→ TASK PROMPT
Scan the lines below for the string "xlabel" and copy every one that has it.
_ _ _ _
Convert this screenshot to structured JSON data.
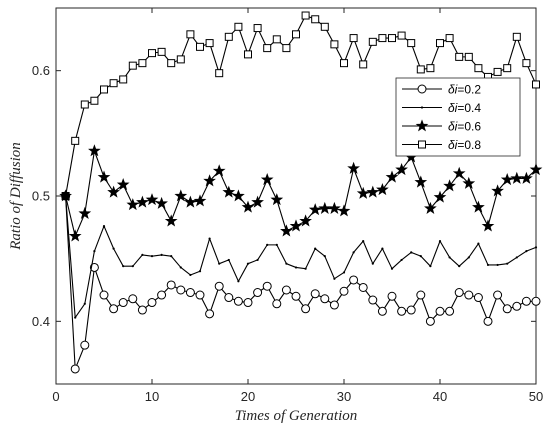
{
  "chart_data": {
    "type": "line",
    "xlabel": "Times of Generation",
    "ylabel": "Ratio of Diffusion",
    "xlim": [
      0,
      50
    ],
    "ylim": [
      0.35,
      0.65
    ],
    "xticks": [
      0,
      10,
      20,
      30,
      40,
      50
    ],
    "yticks": [
      0.4,
      0.5,
      0.6
    ],
    "grid": false,
    "legend_position": "top-right",
    "line_color": "#000000",
    "x": [
      1,
      2,
      3,
      4,
      5,
      6,
      7,
      8,
      9,
      10,
      11,
      12,
      13,
      14,
      15,
      16,
      17,
      18,
      19,
      20,
      21,
      22,
      23,
      24,
      25,
      26,
      27,
      28,
      29,
      30,
      31,
      32,
      33,
      34,
      35,
      36,
      37,
      38,
      39,
      40,
      41,
      42,
      43,
      44,
      45,
      46,
      47,
      48,
      49,
      50
    ],
    "series": [
      {
        "name": "δi=0.2",
        "legend_symbol": "δ",
        "legend_var": "i",
        "legend_value": "=0.2",
        "marker": "circle",
        "values": [
          0.5,
          0.362,
          0.381,
          0.443,
          0.421,
          0.41,
          0.415,
          0.418,
          0.409,
          0.415,
          0.421,
          0.429,
          0.425,
          0.423,
          0.421,
          0.406,
          0.428,
          0.419,
          0.416,
          0.415,
          0.423,
          0.428,
          0.414,
          0.425,
          0.42,
          0.41,
          0.422,
          0.418,
          0.413,
          0.424,
          0.433,
          0.427,
          0.417,
          0.408,
          0.42,
          0.408,
          0.409,
          0.421,
          0.4,
          0.408,
          0.408,
          0.423,
          0.421,
          0.419,
          0.4,
          0.421,
          0.41,
          0.412,
          0.416,
          0.416
        ]
      },
      {
        "name": "δi=0.4",
        "legend_symbol": "δ",
        "legend_var": "i",
        "legend_value": "=0.4",
        "marker": "point",
        "values": [
          0.5,
          0.403,
          0.414,
          0.456,
          0.476,
          0.458,
          0.444,
          0.444,
          0.453,
          0.452,
          0.453,
          0.452,
          0.443,
          0.437,
          0.44,
          0.466,
          0.446,
          0.449,
          0.432,
          0.446,
          0.449,
          0.461,
          0.461,
          0.446,
          0.443,
          0.442,
          0.458,
          0.452,
          0.434,
          0.439,
          0.455,
          0.464,
          0.446,
          0.458,
          0.442,
          0.449,
          0.455,
          0.452,
          0.444,
          0.464,
          0.451,
          0.444,
          0.451,
          0.462,
          0.445,
          0.445,
          0.446,
          0.451,
          0.456,
          0.459
        ]
      },
      {
        "name": "δi=0.6",
        "legend_symbol": "δ",
        "legend_var": "i",
        "legend_value": "=0.6",
        "marker": "star",
        "values": [
          0.5,
          0.468,
          0.486,
          0.536,
          0.515,
          0.503,
          0.509,
          0.493,
          0.495,
          0.497,
          0.494,
          0.48,
          0.5,
          0.495,
          0.496,
          0.512,
          0.52,
          0.503,
          0.5,
          0.491,
          0.495,
          0.513,
          0.497,
          0.472,
          0.476,
          0.48,
          0.489,
          0.49,
          0.49,
          0.488,
          0.522,
          0.502,
          0.503,
          0.505,
          0.515,
          0.521,
          0.531,
          0.511,
          0.49,
          0.499,
          0.508,
          0.518,
          0.51,
          0.491,
          0.476,
          0.504,
          0.513,
          0.514,
          0.514,
          0.521
        ]
      },
      {
        "name": "δi=0.8",
        "legend_symbol": "δ",
        "legend_var": "i",
        "legend_value": "=0.8",
        "marker": "square",
        "values": [
          0.5,
          0.544,
          0.573,
          0.576,
          0.585,
          0.59,
          0.593,
          0.604,
          0.606,
          0.614,
          0.615,
          0.606,
          0.609,
          0.629,
          0.619,
          0.622,
          0.598,
          0.627,
          0.635,
          0.613,
          0.634,
          0.618,
          0.625,
          0.618,
          0.629,
          0.644,
          0.641,
          0.635,
          0.621,
          0.606,
          0.626,
          0.605,
          0.623,
          0.626,
          0.626,
          0.628,
          0.622,
          0.601,
          0.602,
          0.622,
          0.626,
          0.611,
          0.611,
          0.602,
          0.595,
          0.599,
          0.602,
          0.627,
          0.606,
          0.589
        ]
      }
    ]
  }
}
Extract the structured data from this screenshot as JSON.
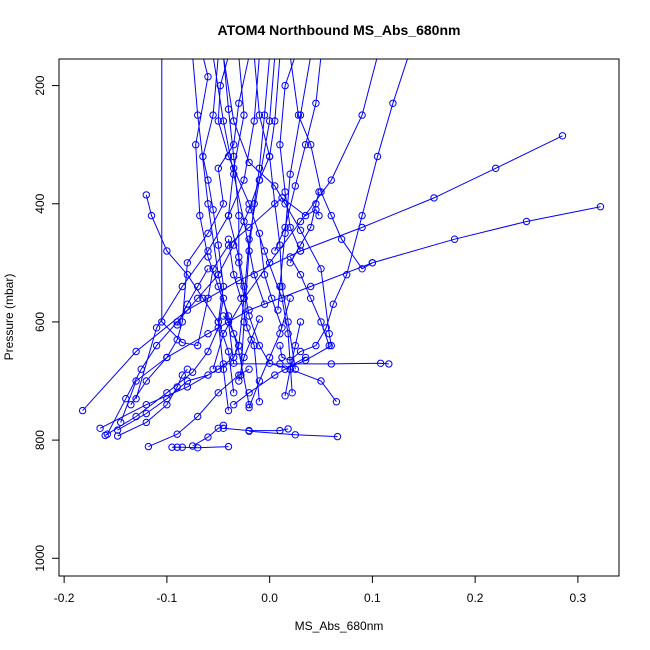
{
  "chart_data": {
    "type": "scatter",
    "title": "ATOM4 Northbound MS_Abs_680nm",
    "xlabel": "MS_Abs_680nm",
    "ylabel": "Pressure (mbar)",
    "xlim": [
      -0.205,
      0.34
    ],
    "ylim": [
      1030,
      155
    ],
    "y_reversed": true,
    "x_ticks": [
      -0.2,
      -0.1,
      0.0,
      0.1,
      0.2,
      0.3
    ],
    "x_tick_labels": [
      "-0.2",
      "-0.1",
      "0.0",
      "0.1",
      "0.2",
      "0.3"
    ],
    "y_ticks": [
      200,
      400,
      600,
      800,
      1000
    ],
    "y_tick_labels": [
      "200",
      "400",
      "600",
      "800",
      "1000"
    ],
    "grid": false,
    "legend": "none",
    "color": "#0000ff",
    "marker": "open-circle",
    "connected": true,
    "series": [
      {
        "x": [
          -0.045,
          -0.035,
          -0.02,
          0.005,
          0.015,
          0.03,
          0.05,
          0.058,
          0.06,
          0.035,
          0.015
        ],
        "y": [
          150,
          260,
          330,
          370,
          400,
          445,
          510,
          620,
          640,
          665,
          680
        ]
      },
      {
        "x": [
          -0.105,
          -0.105,
          -0.085,
          -0.07,
          -0.06,
          -0.055,
          -0.04,
          -0.02,
          0.012,
          0.035,
          0.045,
          0.048
        ],
        "y": [
          150,
          600,
          635,
          640,
          560,
          510,
          470,
          440,
          390,
          420,
          410,
          420
        ]
      },
      {
        "x": [
          -0.02,
          -0.03,
          -0.035,
          -0.05,
          -0.045,
          -0.06,
          -0.08,
          -0.085,
          -0.09,
          -0.1,
          -0.12,
          -0.135
        ],
        "y": [
          150,
          230,
          300,
          340,
          400,
          450,
          500,
          600,
          630,
          660,
          700,
          740
        ]
      },
      {
        "x": [
          0.01,
          0.005,
          0.0,
          -0.01,
          -0.02,
          -0.035,
          -0.05,
          -0.07,
          -0.09,
          -0.11,
          -0.125,
          -0.14,
          -0.158
        ],
        "y": [
          150,
          260,
          320,
          360,
          410,
          470,
          520,
          560,
          600,
          640,
          680,
          730,
          790
        ]
      },
      {
        "x": [
          0.02,
          0.028,
          0.04,
          0.05,
          0.06,
          0.07,
          0.09,
          0.1
        ],
        "y": [
          150,
          250,
          300,
          380,
          420,
          460,
          510,
          500
        ]
      },
      {
        "x": [
          0.135,
          0.12,
          0.105,
          0.09,
          0.075,
          0.062,
          0.055,
          0.045,
          0.03,
          0.02,
          0.012,
          0.01
        ],
        "y": [
          150,
          230,
          320,
          420,
          520,
          570,
          610,
          640,
          650,
          665,
          660,
          640
        ]
      },
      {
        "x": [
          0.322,
          0.25,
          0.18,
          0.1,
          0.04,
          -0.02,
          -0.06,
          -0.1,
          -0.13,
          -0.145
        ],
        "y": [
          405,
          430,
          460,
          500,
          540,
          580,
          620,
          660,
          700,
          770
        ]
      },
      {
        "x": [
          0.285,
          0.22,
          0.16,
          0.09,
          0.03,
          -0.03,
          -0.08,
          -0.13,
          -0.182
        ],
        "y": [
          285,
          340,
          390,
          440,
          480,
          530,
          580,
          650,
          750
        ]
      },
      {
        "x": [
          -0.12,
          -0.115,
          -0.1,
          -0.08,
          -0.065,
          -0.05,
          -0.04,
          -0.035
        ],
        "y": [
          385,
          420,
          480,
          520,
          560,
          600,
          650,
          720
        ]
      },
      {
        "x": [
          0.025,
          0.015,
          0.01,
          0.015,
          0.02,
          0.03
        ],
        "y": [
          150,
          200,
          300,
          380,
          440,
          480
        ]
      },
      {
        "x": [
          0.105,
          0.09,
          0.06,
          0.03,
          0.0,
          -0.025,
          -0.045,
          -0.055
        ],
        "y": [
          150,
          250,
          360,
          430,
          500,
          560,
          620,
          680
        ]
      },
      {
        "x": [
          -0.05,
          -0.055,
          -0.065,
          -0.06,
          -0.055,
          -0.05,
          -0.045,
          -0.05,
          -0.045,
          -0.04
        ],
        "y": [
          150,
          250,
          320,
          360,
          410,
          470,
          540,
          600,
          680,
          750
        ]
      },
      {
        "x": [
          -0.04,
          -0.048,
          -0.05,
          -0.04,
          -0.02,
          -0.005,
          0.012,
          0.018,
          0.022
        ],
        "y": [
          150,
          200,
          260,
          320,
          400,
          480,
          560,
          620,
          720
        ]
      },
      {
        "x": [
          -0.03,
          -0.025,
          -0.035,
          -0.04,
          -0.03,
          -0.025,
          -0.02,
          -0.01,
          0.0,
          0.02,
          0.05,
          0.065
        ],
        "y": [
          150,
          250,
          340,
          420,
          490,
          540,
          590,
          640,
          670,
          680,
          700,
          735
        ]
      },
      {
        "x": [
          -0.065,
          -0.06,
          -0.072,
          -0.068,
          -0.06,
          -0.05,
          -0.04,
          -0.03,
          -0.02
        ],
        "y": [
          150,
          185,
          300,
          420,
          490,
          540,
          590,
          650,
          740
        ]
      },
      {
        "x": [
          -0.015,
          -0.01,
          0.0,
          0.005,
          0.01,
          0.012,
          0.018,
          0.025
        ],
        "y": [
          150,
          250,
          320,
          400,
          470,
          540,
          600,
          680
        ]
      },
      {
        "x": [
          -0.01,
          -0.015,
          -0.025,
          -0.04,
          -0.06,
          -0.085,
          -0.11,
          -0.13
        ],
        "y": [
          150,
          260,
          360,
          420,
          480,
          540,
          610,
          730
        ]
      },
      {
        "x": [
          -0.075,
          -0.07,
          -0.06,
          -0.05,
          -0.04,
          -0.035
        ],
        "y": [
          150,
          250,
          400,
          520,
          600,
          670
        ]
      },
      {
        "x": [
          0.005,
          0.0,
          -0.01,
          -0.02,
          -0.025,
          -0.03
        ],
        "y": [
          150,
          260,
          360,
          460,
          560,
          640
        ]
      },
      {
        "x": [
          -0.045,
          -0.04,
          -0.035,
          -0.03,
          -0.03,
          -0.025
        ],
        "y": [
          150,
          240,
          320,
          420,
          500,
          560
        ]
      },
      {
        "x": [
          0.04,
          0.03,
          0.02,
          0.015,
          0.01,
          0.008
        ],
        "y": [
          150,
          250,
          350,
          450,
          540,
          580
        ]
      },
      {
        "x": [
          -0.055,
          -0.045,
          -0.035,
          -0.025,
          -0.015,
          -0.005
        ],
        "y": [
          150,
          260,
          350,
          430,
          520,
          570
        ]
      },
      {
        "x": [
          0.0,
          -0.005,
          -0.01,
          -0.015,
          -0.02,
          -0.025,
          -0.028
        ],
        "y": [
          150,
          250,
          340,
          400,
          480,
          600,
          690
        ]
      },
      {
        "x": [
          0.05,
          0.045,
          0.035,
          0.025,
          0.015,
          0.005
        ],
        "y": [
          150,
          230,
          300,
          370,
          440,
          480
        ]
      },
      {
        "x": [
          -0.04,
          -0.035,
          -0.028,
          -0.022,
          -0.015,
          -0.01
        ],
        "y": [
          460,
          520,
          560,
          610,
          640,
          735
        ]
      },
      {
        "x": [
          -0.165,
          -0.12,
          -0.08,
          -0.05,
          -0.035,
          -0.03,
          -0.035,
          -0.04,
          -0.045
        ],
        "y": [
          780,
          740,
          710,
          680,
          660,
          640,
          620,
          600,
          590
        ]
      },
      {
        "x": [
          -0.16,
          -0.13,
          -0.1,
          -0.075,
          -0.06,
          -0.05,
          -0.045
        ],
        "y": [
          792,
          760,
          720,
          685,
          650,
          610,
          560
        ]
      },
      {
        "x": [
          -0.148,
          -0.12,
          -0.1,
          -0.09,
          -0.085,
          -0.08
        ],
        "y": [
          793,
          770,
          740,
          710,
          690,
          680
        ]
      },
      {
        "x": [
          -0.148,
          -0.12,
          -0.1,
          -0.08,
          -0.06
        ],
        "y": [
          783,
          755,
          730,
          700,
          690
        ]
      },
      {
        "x": [
          -0.095,
          -0.09,
          -0.085,
          -0.07,
          -0.04
        ],
        "y": [
          812,
          812,
          812,
          813,
          811
        ]
      },
      {
        "x": [
          -0.118,
          -0.09,
          -0.07,
          -0.05,
          -0.03,
          -0.02
        ],
        "y": [
          811,
          790,
          760,
          720,
          690,
          680
        ]
      },
      {
        "x": [
          -0.075,
          -0.06,
          -0.05,
          -0.045
        ],
        "y": [
          810,
          795,
          780,
          775
        ]
      },
      {
        "x": [
          -0.045,
          -0.02,
          0.01,
          0.018
        ],
        "y": [
          780,
          784,
          784,
          781
        ]
      },
      {
        "x": [
          -0.02,
          0.025,
          0.066
        ],
        "y": [
          785,
          791,
          794
        ]
      },
      {
        "x": [
          -0.045,
          0.01,
          0.06,
          0.108,
          0.116
        ],
        "y": [
          671,
          671,
          671,
          670,
          671
        ]
      },
      {
        "x": [
          -0.035,
          -0.02,
          0.005,
          0.035
        ],
        "y": [
          740,
          720,
          690,
          660
        ]
      },
      {
        "x": [
          0.048,
          0.045,
          0.04,
          0.03,
          0.02
        ],
        "y": [
          380,
          400,
          440,
          470,
          500
        ]
      },
      {
        "x": [
          -0.01,
          -0.005,
          0.002,
          0.012
        ],
        "y": [
          450,
          520,
          560,
          610
        ]
      },
      {
        "x": [
          -0.03,
          -0.025,
          -0.018,
          -0.01
        ],
        "y": [
          700,
          660,
          630,
          595
        ]
      },
      {
        "x": [
          0.058,
          0.05,
          0.04,
          0.03,
          0.02
        ],
        "y": [
          640,
          600,
          560,
          520,
          490
        ]
      },
      {
        "x": [
          -0.09,
          -0.08,
          -0.07,
          -0.06
        ],
        "y": [
          605,
          570,
          540,
          510
        ]
      },
      {
        "x": [
          -0.02,
          -0.01,
          0.0,
          0.01,
          0.02
        ],
        "y": [
          745,
          700,
          660,
          620,
          560
        ]
      },
      {
        "x": [
          0.015,
          0.02,
          0.025,
          0.03
        ],
        "y": [
          725,
          680,
          640,
          600
        ]
      }
    ]
  }
}
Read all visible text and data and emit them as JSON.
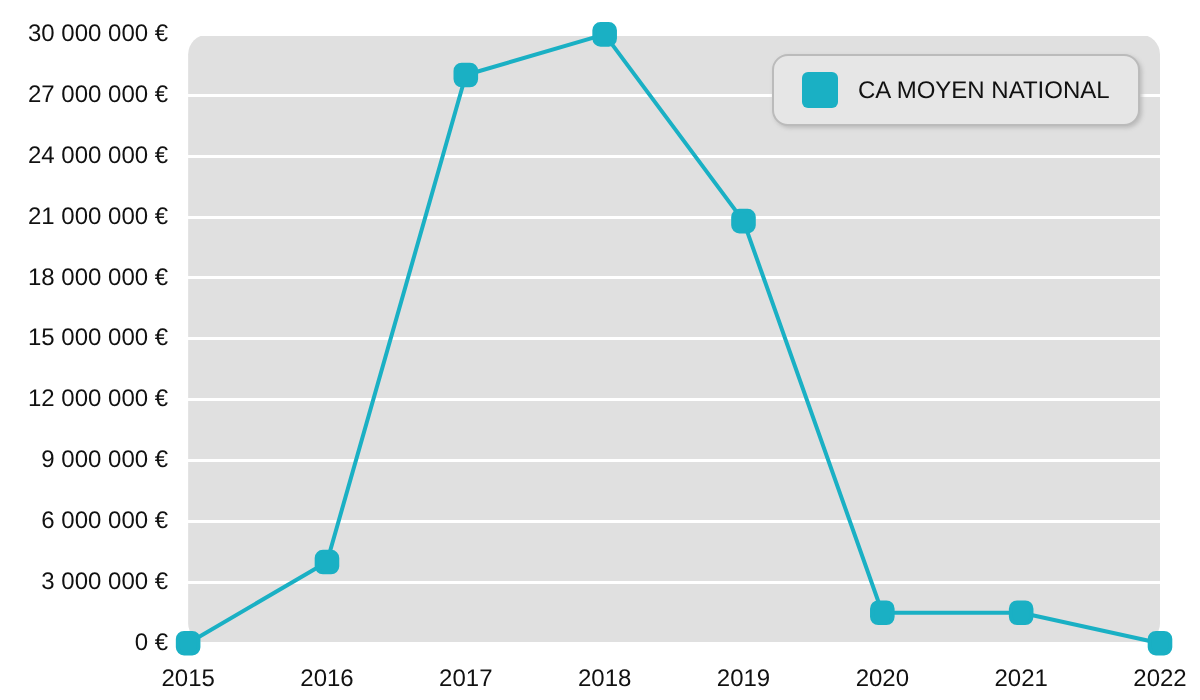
{
  "chart_data": {
    "type": "line",
    "categories": [
      "2015",
      "2016",
      "2017",
      "2018",
      "2019",
      "2020",
      "2021",
      "2022"
    ],
    "series": [
      {
        "name": "CA MOYEN NATIONAL",
        "color": "#1ab0c4",
        "values": [
          0,
          4000000,
          28000000,
          30000000,
          20800000,
          1500000,
          1500000,
          0
        ]
      }
    ],
    "ylim": [
      0,
      30000000
    ],
    "yticks": [
      {
        "value": 0,
        "label": "0 €"
      },
      {
        "value": 3000000,
        "label": "3 000 000 €"
      },
      {
        "value": 6000000,
        "label": "6 000 000 €"
      },
      {
        "value": 9000000,
        "label": "9 000 000 €"
      },
      {
        "value": 12000000,
        "label": "12 000 000 €"
      },
      {
        "value": 15000000,
        "label": "15 000 000 €"
      },
      {
        "value": 18000000,
        "label": "18 000 000 €"
      },
      {
        "value": 21000000,
        "label": "21 000 000 €"
      },
      {
        "value": 24000000,
        "label": "24 000 000 €"
      },
      {
        "value": 27000000,
        "label": "27 000 000 €"
      },
      {
        "value": 30000000,
        "label": "30 000 000 €"
      }
    ],
    "grid": "y",
    "legend": "top right",
    "marker": "square",
    "line_style": "solid"
  }
}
_ _ _ _
→ TASK ANSWER
    "xlabel": "Times of Generation",
    "xlabel": "MS_Abs_680nm",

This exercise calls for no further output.